━━ DATA ━━

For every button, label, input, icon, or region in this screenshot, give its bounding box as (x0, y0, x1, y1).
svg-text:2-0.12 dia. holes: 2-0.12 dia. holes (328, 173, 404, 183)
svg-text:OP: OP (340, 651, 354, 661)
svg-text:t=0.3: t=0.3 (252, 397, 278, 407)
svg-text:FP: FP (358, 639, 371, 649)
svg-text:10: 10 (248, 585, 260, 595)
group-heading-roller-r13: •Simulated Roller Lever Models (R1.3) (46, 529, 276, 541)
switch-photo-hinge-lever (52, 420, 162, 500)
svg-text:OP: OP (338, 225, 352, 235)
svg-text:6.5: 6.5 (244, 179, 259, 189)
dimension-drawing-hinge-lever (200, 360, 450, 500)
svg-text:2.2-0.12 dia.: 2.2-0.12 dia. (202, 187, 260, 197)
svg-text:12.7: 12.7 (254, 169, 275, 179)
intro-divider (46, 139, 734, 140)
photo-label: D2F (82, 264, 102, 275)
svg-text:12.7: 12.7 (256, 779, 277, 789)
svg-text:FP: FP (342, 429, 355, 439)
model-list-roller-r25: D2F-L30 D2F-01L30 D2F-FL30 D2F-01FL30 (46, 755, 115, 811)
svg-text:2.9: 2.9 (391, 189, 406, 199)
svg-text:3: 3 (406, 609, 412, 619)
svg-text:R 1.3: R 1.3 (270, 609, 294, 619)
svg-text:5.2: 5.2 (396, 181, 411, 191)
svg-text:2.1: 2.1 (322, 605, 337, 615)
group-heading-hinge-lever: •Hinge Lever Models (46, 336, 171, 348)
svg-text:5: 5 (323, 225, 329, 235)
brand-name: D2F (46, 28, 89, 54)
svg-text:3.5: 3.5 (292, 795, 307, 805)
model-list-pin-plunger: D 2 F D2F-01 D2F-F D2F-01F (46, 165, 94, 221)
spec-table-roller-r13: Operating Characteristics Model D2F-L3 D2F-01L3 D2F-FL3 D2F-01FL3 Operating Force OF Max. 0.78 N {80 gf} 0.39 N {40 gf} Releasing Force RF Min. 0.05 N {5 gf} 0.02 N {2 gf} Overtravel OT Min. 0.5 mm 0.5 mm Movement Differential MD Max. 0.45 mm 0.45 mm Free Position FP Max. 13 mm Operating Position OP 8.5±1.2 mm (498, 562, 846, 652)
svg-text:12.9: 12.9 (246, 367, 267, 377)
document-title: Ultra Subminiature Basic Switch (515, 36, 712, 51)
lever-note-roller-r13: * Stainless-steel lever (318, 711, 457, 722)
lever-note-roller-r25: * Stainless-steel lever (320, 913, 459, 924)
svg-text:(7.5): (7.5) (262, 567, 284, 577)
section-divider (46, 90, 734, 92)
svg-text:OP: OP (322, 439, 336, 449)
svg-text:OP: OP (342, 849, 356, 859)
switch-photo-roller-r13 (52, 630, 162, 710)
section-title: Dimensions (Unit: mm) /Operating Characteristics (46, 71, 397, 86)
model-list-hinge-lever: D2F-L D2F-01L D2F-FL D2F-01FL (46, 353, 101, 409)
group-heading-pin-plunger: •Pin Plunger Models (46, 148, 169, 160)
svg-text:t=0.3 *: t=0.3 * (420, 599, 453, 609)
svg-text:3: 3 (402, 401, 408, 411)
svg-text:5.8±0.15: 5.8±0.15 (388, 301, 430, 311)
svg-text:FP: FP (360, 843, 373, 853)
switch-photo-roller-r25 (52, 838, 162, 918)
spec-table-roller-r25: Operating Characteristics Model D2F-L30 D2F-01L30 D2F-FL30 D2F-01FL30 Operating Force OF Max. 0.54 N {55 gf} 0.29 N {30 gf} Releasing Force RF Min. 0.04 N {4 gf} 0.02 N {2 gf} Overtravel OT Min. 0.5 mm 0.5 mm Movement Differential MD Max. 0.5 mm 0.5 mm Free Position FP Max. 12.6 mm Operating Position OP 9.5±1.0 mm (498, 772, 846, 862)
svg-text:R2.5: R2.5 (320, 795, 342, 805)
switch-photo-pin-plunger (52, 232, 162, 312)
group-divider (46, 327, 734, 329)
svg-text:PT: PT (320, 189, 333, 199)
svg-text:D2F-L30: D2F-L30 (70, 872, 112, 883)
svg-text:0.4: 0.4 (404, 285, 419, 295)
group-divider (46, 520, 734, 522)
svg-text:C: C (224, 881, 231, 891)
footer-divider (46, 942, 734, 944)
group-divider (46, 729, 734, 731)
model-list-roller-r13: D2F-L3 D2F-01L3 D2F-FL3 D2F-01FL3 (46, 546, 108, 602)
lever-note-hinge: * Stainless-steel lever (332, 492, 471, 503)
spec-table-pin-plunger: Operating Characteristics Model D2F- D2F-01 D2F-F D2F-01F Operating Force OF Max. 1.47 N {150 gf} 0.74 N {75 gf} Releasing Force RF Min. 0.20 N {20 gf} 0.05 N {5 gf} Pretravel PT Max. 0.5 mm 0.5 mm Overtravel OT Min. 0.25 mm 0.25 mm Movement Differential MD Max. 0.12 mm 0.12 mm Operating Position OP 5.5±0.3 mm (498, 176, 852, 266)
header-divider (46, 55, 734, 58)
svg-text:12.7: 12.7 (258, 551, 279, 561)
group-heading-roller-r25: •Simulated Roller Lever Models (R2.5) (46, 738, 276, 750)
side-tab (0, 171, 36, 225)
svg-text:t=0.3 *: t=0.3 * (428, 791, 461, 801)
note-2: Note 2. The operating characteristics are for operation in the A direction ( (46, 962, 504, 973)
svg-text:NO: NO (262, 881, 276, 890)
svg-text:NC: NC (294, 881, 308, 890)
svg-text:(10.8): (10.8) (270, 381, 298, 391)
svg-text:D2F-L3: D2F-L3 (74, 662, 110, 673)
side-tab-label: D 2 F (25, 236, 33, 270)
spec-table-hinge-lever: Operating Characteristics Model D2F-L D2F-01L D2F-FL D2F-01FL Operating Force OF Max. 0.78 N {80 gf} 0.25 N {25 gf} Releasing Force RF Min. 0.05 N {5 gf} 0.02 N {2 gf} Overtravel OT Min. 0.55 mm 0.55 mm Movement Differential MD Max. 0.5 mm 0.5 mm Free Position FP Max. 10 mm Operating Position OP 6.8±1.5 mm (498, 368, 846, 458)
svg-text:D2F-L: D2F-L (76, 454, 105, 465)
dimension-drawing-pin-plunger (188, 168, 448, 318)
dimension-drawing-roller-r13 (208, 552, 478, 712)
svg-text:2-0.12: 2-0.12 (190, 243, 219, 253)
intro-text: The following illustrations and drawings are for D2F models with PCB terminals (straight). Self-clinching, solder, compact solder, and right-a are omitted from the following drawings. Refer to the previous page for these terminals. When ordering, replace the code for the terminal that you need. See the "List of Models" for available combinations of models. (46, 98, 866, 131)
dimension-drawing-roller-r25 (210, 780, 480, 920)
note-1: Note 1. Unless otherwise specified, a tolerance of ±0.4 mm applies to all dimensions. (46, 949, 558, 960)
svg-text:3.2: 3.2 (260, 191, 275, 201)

━━━

### BRIEF
Rewrite the part of the material that opens with its first line and closes with the line containing "svg-text:t=0.3: t=0.3 (252, 397, 278, 407)", substituting "openings" for "holes" wherever it appears and leaving everything else unchanged.

### REPLY
For every button, label, input, icon, or region in this screenshot, give its bounding box as (x0, y0, x1, y1).
svg-text:2-0.12 dia. openings: 2-0.12 dia. openings (328, 173, 404, 183)
svg-text:OP: OP (340, 651, 354, 661)
svg-text:t=0.3: t=0.3 (252, 397, 278, 407)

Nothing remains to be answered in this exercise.